■ Source material:
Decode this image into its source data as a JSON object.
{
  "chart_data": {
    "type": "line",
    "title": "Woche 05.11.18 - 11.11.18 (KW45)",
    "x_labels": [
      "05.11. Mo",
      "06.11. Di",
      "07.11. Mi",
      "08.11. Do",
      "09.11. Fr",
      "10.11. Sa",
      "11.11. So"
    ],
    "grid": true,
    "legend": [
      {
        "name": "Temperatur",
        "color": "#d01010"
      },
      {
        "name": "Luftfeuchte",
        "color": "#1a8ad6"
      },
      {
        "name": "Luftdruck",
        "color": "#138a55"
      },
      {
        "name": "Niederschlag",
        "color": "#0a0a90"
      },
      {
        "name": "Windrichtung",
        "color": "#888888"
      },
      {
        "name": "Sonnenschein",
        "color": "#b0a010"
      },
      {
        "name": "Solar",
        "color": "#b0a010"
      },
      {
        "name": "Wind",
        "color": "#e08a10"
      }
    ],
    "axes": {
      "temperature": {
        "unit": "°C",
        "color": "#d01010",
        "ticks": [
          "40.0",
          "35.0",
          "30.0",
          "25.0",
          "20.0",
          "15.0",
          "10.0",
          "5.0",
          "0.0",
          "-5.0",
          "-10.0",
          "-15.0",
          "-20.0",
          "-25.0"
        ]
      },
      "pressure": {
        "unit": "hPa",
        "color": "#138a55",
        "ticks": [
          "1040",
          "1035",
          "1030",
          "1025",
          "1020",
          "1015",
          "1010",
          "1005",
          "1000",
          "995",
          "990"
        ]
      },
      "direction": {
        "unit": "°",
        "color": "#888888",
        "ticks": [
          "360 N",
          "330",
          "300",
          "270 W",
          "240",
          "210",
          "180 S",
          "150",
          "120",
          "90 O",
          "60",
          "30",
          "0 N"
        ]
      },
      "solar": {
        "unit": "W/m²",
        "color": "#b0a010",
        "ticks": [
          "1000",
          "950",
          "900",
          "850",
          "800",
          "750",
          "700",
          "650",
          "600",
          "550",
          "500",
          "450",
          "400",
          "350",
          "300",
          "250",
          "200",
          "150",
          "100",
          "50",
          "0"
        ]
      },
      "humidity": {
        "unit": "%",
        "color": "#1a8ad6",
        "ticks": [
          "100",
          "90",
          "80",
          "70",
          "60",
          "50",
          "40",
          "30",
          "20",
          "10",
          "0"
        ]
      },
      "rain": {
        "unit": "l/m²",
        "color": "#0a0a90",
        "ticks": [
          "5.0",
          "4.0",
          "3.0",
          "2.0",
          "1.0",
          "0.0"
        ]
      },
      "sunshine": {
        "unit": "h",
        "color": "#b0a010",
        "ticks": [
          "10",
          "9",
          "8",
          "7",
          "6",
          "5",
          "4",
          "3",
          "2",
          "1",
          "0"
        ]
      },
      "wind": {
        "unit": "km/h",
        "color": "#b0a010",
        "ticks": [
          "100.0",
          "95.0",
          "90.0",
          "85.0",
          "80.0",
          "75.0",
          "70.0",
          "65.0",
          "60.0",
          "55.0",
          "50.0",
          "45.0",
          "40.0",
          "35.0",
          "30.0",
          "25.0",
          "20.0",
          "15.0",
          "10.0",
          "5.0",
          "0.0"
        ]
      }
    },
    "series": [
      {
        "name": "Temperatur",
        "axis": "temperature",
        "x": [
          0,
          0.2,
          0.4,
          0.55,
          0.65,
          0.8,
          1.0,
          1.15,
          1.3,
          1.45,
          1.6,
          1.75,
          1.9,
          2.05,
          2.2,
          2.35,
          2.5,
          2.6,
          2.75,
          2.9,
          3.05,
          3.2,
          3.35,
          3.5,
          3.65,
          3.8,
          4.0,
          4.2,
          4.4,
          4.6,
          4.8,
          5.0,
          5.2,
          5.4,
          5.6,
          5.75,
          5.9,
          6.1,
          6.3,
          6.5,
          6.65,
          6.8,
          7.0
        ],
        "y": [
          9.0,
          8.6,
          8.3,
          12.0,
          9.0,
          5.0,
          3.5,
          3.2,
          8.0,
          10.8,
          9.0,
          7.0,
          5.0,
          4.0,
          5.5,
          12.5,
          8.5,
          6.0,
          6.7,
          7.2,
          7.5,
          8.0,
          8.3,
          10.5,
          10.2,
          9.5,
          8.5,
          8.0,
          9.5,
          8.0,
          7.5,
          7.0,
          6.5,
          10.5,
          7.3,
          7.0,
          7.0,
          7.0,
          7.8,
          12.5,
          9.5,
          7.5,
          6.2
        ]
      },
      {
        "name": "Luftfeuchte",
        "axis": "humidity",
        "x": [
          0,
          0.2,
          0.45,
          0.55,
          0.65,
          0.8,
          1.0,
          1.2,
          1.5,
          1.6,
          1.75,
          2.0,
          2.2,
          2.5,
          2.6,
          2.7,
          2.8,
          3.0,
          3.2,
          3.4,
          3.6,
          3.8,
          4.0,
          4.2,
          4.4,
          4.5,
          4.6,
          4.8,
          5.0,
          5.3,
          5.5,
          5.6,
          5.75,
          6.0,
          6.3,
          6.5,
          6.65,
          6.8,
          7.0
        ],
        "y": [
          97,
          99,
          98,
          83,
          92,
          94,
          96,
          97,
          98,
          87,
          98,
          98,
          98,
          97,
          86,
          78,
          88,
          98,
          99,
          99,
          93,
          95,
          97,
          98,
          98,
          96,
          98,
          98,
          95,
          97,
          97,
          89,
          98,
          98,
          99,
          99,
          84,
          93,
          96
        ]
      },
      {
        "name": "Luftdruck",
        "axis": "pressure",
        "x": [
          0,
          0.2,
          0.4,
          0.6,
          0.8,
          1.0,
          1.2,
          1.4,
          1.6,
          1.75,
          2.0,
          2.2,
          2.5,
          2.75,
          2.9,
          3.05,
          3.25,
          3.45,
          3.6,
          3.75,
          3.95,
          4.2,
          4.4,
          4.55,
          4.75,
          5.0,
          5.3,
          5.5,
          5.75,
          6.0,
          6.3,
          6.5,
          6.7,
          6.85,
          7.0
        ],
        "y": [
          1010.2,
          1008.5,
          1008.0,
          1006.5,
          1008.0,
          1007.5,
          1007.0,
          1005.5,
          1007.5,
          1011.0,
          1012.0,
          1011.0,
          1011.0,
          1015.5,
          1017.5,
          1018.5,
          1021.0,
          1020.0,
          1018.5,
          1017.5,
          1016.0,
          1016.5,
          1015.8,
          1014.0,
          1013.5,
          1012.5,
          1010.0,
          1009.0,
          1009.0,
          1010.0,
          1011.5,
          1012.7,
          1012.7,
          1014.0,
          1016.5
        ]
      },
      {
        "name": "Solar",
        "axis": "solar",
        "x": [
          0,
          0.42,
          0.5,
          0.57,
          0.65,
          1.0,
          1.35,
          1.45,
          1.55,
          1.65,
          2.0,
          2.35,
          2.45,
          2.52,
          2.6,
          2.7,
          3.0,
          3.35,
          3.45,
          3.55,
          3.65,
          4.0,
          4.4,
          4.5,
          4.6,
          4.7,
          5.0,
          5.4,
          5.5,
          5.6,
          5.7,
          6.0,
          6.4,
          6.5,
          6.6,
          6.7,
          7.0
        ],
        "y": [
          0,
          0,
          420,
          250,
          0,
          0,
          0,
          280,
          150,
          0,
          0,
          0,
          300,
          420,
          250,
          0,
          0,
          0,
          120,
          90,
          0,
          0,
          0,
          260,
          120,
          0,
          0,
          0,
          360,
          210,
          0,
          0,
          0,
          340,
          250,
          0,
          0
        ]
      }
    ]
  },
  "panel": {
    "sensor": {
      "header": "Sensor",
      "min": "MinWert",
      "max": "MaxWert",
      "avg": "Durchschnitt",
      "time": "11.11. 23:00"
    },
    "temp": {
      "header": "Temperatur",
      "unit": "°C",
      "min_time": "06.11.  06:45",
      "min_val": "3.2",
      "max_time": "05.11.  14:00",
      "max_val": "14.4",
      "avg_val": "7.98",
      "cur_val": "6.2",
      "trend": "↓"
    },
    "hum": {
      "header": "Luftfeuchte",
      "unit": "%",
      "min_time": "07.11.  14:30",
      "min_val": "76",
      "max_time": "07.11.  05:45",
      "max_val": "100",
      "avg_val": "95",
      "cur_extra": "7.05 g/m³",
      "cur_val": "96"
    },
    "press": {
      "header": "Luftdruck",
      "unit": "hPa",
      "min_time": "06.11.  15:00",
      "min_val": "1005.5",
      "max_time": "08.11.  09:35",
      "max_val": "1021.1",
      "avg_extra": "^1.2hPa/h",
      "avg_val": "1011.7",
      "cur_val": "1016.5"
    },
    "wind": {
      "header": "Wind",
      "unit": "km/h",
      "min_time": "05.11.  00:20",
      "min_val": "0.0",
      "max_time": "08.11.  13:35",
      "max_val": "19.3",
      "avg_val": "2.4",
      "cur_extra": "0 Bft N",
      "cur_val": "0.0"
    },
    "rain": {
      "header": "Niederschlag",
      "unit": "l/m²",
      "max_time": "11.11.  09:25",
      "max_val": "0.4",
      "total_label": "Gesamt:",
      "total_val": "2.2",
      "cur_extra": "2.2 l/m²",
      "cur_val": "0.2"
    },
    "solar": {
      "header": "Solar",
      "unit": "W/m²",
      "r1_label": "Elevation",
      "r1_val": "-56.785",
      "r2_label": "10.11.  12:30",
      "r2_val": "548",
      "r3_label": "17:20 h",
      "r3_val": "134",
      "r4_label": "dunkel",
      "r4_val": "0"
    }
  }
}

■ Task to complete: Pick out every line of the listing containing the word "axis", and show those lines.

■ The reply:
        "axis": "temperature",
        "axis": "humidity",
        "axis": "pressure",
        "axis": "solar",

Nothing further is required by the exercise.